- [DATA RECORDS]:
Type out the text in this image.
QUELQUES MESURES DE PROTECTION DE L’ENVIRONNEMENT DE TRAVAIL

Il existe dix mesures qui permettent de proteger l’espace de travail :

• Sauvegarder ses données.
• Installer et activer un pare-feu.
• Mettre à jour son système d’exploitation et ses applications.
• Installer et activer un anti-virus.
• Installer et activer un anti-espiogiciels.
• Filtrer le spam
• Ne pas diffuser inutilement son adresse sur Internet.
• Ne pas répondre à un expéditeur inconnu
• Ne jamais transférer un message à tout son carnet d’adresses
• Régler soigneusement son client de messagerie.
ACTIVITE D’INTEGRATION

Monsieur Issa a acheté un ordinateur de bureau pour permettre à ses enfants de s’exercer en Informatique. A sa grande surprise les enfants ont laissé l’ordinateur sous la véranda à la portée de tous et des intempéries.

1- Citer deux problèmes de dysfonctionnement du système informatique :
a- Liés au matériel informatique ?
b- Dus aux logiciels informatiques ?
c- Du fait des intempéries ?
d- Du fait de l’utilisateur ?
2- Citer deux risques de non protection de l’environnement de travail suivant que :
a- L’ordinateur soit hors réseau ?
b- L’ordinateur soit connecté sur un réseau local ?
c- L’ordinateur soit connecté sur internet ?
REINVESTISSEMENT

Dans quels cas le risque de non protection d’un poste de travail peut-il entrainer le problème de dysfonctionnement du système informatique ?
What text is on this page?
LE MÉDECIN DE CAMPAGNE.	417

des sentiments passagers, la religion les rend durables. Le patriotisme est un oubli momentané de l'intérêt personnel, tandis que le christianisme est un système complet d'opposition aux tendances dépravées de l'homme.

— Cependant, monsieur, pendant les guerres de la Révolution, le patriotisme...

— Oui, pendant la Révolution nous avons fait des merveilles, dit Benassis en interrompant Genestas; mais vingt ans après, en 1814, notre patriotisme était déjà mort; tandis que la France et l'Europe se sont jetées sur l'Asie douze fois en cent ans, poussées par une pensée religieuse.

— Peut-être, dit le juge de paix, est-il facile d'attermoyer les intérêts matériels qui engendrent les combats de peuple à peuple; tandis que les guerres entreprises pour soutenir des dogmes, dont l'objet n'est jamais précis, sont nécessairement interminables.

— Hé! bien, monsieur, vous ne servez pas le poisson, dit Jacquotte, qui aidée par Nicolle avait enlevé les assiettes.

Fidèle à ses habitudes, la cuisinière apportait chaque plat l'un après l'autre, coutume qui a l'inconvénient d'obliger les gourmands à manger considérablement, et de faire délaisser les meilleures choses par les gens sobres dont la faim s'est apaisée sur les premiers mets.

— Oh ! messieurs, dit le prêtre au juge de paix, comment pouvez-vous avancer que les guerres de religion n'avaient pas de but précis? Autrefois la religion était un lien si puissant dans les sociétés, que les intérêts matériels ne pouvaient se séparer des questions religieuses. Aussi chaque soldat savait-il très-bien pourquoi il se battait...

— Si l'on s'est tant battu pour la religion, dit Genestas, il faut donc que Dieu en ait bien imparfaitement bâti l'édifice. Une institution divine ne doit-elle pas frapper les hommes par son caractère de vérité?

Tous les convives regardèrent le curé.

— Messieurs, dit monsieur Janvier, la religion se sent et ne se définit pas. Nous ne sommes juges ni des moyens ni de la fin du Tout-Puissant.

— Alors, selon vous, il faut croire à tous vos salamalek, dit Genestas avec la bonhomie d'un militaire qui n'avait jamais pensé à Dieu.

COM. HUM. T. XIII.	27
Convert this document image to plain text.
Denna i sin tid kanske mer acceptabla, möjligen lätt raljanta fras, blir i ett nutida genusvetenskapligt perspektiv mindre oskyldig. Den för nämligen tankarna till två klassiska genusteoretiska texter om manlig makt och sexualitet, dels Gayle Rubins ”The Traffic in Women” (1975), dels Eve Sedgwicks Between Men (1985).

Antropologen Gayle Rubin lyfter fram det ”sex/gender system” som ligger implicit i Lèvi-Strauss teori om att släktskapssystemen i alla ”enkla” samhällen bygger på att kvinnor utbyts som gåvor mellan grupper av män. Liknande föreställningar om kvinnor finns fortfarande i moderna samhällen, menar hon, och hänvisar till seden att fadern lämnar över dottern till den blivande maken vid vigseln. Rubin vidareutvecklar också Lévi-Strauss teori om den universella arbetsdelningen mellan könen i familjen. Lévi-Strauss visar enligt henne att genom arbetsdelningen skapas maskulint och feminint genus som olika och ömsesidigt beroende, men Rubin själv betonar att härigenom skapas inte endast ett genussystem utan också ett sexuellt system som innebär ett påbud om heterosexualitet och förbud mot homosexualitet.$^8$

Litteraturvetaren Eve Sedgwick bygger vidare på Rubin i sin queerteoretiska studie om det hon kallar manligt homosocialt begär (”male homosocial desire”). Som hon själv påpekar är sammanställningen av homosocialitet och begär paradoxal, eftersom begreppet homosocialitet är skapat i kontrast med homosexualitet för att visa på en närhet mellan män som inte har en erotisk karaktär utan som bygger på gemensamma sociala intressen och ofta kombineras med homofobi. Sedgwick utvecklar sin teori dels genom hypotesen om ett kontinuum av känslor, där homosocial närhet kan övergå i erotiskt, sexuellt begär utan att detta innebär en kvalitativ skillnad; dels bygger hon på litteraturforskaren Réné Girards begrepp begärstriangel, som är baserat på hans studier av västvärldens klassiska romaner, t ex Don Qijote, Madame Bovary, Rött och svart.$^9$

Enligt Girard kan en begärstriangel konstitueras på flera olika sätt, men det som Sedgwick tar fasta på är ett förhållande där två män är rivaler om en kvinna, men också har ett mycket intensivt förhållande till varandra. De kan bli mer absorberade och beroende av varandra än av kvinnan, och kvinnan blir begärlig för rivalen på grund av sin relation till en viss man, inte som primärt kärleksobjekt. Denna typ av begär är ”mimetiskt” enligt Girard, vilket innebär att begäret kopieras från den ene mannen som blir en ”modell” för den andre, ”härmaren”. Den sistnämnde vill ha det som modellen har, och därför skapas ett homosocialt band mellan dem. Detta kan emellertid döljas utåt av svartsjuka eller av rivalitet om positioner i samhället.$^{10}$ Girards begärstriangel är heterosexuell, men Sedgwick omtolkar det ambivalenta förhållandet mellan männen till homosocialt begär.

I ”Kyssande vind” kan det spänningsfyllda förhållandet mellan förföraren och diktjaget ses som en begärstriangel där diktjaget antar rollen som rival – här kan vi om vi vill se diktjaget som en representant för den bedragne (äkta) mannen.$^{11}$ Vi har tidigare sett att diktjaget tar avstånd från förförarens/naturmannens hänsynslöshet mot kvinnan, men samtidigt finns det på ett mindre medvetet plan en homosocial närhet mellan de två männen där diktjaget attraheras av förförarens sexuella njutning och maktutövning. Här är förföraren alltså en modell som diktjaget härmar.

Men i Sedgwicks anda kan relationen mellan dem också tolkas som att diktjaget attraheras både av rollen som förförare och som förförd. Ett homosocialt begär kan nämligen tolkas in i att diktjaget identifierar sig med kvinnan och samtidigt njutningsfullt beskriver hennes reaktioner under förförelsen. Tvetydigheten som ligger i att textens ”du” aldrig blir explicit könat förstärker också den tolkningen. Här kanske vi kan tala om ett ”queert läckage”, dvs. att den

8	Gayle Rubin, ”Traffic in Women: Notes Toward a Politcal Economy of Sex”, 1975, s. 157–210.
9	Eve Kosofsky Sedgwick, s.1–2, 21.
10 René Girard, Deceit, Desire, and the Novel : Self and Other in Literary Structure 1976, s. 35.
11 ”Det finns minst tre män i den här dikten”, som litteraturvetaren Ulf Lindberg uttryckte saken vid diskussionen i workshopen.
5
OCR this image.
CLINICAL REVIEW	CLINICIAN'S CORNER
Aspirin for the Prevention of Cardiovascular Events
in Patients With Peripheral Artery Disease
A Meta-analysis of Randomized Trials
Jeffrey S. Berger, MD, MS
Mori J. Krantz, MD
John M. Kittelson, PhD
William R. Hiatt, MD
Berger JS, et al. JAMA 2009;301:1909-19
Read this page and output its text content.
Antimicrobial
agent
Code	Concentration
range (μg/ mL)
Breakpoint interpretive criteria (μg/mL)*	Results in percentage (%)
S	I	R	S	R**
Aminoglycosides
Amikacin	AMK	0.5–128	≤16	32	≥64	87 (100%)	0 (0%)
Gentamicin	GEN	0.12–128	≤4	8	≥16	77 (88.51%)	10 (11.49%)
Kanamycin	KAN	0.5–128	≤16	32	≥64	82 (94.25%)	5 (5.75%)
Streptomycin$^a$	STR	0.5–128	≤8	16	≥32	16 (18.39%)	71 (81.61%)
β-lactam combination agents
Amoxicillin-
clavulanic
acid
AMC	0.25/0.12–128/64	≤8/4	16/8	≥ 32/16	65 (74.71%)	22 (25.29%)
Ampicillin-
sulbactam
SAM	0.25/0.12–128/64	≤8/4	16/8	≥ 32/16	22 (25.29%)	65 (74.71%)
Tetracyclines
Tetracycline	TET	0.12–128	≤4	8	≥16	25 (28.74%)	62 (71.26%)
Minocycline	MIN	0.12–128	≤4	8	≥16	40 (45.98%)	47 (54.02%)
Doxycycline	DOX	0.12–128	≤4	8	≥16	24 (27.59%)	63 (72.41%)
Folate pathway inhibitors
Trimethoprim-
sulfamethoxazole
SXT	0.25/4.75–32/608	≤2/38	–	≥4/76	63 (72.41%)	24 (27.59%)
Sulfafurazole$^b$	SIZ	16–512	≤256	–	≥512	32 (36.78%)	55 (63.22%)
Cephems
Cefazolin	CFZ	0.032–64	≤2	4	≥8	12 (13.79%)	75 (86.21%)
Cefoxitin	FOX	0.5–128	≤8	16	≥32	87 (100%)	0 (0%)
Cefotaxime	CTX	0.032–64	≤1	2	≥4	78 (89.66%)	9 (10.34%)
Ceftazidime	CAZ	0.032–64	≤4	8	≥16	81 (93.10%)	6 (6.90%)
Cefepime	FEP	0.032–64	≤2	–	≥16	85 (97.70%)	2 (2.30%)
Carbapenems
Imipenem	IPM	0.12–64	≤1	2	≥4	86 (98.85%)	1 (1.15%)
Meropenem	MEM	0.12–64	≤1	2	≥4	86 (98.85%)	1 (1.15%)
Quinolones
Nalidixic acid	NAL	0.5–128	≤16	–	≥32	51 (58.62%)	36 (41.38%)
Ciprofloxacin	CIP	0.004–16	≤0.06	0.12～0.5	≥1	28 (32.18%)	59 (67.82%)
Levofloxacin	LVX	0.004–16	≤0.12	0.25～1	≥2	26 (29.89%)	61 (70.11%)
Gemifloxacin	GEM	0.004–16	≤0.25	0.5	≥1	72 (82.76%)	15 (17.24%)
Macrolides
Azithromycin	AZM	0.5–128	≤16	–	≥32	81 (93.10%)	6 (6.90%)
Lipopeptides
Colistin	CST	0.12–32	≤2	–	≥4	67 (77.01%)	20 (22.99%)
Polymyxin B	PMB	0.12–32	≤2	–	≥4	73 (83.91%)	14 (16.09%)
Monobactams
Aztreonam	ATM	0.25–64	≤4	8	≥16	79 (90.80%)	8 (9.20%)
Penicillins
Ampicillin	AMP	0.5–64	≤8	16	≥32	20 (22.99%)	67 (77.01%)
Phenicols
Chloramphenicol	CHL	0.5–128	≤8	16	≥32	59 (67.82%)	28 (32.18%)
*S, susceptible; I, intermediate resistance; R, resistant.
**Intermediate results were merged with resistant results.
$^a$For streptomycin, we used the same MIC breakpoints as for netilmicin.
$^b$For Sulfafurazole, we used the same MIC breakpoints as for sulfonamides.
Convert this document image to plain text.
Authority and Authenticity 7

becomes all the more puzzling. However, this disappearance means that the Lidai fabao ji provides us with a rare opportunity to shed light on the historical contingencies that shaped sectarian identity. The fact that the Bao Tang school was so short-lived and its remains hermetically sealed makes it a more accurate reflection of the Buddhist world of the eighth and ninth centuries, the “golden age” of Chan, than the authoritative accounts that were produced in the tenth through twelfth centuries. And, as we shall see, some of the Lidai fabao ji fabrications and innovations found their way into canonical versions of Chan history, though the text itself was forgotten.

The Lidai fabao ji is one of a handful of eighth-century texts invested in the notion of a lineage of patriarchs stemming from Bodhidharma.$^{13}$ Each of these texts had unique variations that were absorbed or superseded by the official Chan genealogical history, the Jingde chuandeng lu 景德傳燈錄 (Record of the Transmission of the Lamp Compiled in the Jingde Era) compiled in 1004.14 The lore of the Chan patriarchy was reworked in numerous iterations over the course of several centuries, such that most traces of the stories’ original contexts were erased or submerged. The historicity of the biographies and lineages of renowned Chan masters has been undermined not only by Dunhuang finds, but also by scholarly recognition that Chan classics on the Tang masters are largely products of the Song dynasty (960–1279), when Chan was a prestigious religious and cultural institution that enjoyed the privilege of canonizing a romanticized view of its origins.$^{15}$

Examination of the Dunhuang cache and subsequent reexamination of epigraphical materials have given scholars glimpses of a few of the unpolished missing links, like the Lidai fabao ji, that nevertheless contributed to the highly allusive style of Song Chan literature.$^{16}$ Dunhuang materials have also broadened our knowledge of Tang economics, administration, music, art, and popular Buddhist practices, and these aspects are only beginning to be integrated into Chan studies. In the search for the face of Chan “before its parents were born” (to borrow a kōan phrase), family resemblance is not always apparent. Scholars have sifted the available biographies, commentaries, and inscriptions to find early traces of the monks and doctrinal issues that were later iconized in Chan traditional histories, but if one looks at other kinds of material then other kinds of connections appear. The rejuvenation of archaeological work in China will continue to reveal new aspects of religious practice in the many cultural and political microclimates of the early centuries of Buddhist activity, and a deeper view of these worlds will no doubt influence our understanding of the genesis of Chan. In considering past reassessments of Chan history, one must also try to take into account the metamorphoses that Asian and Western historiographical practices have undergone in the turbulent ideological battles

- [AIM OF THE EXERCISE]:
Look through the entries above and say how many lines contain "enligt", giving nothing but the number.

- [EXERCISE RESULT]:
2